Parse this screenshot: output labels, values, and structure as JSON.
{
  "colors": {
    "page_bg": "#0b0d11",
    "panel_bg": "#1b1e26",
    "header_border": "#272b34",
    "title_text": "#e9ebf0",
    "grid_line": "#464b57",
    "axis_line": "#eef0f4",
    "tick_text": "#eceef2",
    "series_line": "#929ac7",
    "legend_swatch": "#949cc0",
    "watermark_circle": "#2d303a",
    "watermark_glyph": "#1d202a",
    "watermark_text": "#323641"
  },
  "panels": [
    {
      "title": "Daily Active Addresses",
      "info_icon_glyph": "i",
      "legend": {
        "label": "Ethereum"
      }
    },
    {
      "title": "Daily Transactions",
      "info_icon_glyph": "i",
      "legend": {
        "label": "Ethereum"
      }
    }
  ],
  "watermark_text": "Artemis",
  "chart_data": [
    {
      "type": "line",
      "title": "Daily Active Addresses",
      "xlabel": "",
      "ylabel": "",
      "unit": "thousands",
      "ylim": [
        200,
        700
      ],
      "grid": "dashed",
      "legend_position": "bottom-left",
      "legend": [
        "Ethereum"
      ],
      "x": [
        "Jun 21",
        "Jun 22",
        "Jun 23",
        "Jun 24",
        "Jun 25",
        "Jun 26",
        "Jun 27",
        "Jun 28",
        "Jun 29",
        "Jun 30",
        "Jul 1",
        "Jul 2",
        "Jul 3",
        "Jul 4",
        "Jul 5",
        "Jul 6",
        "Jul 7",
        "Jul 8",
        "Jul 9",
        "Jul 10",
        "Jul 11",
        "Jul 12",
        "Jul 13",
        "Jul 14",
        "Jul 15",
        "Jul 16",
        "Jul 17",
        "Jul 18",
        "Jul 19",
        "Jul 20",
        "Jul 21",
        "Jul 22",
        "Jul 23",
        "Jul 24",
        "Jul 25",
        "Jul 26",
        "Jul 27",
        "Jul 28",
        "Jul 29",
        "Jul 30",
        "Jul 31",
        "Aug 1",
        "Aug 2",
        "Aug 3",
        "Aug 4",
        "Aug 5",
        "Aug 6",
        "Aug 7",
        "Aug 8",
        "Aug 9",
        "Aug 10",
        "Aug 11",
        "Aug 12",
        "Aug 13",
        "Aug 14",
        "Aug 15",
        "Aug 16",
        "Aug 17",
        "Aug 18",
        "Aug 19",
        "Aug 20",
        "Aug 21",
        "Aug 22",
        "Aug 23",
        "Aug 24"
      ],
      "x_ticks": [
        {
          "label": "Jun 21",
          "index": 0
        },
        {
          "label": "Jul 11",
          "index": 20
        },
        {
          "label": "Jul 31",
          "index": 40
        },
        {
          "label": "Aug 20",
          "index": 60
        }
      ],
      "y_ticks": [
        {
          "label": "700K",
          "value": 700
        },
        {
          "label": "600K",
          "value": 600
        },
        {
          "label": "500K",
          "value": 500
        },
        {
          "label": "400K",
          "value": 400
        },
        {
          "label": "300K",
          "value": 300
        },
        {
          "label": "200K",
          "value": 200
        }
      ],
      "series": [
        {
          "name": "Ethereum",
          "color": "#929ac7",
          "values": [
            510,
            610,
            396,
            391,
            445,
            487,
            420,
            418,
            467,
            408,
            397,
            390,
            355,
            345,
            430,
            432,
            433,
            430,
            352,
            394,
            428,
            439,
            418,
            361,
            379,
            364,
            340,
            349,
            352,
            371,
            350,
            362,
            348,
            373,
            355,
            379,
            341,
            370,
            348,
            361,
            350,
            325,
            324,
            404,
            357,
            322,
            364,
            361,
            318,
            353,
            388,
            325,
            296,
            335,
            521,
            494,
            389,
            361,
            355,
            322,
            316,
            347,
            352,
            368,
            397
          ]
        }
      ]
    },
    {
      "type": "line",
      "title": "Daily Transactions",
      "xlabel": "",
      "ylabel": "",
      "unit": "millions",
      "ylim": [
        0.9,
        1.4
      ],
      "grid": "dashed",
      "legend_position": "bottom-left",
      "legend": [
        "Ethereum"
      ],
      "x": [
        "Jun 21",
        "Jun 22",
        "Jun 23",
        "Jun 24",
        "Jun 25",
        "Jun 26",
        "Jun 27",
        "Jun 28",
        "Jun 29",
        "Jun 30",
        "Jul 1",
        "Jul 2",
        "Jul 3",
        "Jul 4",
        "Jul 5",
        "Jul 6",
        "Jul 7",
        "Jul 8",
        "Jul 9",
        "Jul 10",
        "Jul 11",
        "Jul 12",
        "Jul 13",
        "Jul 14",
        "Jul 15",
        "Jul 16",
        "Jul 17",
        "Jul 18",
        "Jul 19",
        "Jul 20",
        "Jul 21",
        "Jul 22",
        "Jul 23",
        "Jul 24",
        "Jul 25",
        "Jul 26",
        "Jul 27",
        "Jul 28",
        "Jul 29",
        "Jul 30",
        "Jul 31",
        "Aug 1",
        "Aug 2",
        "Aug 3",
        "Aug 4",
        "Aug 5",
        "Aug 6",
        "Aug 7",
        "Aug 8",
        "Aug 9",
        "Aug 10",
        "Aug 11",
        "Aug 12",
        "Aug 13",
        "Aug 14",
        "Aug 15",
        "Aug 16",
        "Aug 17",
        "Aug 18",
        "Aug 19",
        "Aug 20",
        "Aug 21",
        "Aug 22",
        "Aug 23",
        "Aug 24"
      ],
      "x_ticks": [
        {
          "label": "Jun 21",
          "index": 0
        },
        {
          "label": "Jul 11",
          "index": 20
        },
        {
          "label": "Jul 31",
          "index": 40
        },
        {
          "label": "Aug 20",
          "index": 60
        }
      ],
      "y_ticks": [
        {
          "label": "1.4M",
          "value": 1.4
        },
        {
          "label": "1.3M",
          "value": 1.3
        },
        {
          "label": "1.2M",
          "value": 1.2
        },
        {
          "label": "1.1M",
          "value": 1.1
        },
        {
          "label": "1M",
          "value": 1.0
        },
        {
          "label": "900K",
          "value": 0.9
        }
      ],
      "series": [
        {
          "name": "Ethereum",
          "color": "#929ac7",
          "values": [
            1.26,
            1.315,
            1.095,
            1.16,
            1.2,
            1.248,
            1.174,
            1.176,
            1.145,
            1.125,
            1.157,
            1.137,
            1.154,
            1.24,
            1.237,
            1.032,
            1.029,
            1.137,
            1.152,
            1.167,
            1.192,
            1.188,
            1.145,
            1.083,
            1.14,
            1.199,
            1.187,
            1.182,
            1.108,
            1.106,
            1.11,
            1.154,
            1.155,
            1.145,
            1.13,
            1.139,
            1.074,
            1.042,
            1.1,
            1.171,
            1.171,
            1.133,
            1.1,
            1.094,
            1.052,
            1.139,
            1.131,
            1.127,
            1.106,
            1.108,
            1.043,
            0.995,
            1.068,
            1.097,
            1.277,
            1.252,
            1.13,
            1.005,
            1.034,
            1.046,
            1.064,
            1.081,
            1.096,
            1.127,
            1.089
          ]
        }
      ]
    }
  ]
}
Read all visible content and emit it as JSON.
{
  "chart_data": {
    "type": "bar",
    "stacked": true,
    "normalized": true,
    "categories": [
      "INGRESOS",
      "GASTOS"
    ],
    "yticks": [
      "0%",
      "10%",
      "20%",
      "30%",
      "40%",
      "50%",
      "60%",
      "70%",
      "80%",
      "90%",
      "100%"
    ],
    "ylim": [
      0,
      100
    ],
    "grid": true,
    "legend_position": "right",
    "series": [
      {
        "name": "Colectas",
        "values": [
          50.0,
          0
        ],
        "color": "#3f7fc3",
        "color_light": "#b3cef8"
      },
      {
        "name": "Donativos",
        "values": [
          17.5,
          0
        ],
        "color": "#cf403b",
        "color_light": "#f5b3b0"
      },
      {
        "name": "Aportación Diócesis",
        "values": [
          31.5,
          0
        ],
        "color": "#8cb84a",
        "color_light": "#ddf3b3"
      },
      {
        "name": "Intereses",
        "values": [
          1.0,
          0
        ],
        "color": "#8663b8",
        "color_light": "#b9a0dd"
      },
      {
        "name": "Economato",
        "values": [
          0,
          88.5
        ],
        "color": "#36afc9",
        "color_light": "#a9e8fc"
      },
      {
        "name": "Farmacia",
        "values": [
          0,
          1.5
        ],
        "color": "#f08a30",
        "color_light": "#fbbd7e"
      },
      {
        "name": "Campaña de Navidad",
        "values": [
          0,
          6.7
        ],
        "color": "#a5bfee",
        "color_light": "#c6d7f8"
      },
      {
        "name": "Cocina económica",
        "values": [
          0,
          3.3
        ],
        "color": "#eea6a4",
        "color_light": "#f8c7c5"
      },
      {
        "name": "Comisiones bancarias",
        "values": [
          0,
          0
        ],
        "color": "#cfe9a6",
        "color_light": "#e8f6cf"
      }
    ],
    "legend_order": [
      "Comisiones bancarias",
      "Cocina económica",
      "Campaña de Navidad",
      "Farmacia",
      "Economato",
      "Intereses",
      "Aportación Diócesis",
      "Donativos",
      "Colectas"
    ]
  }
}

===

- Objective -
For each line above that contains the word "Cocina", copy that line.

- Result of this task -
        "name": "Cocina económica",
      "Cocina económica",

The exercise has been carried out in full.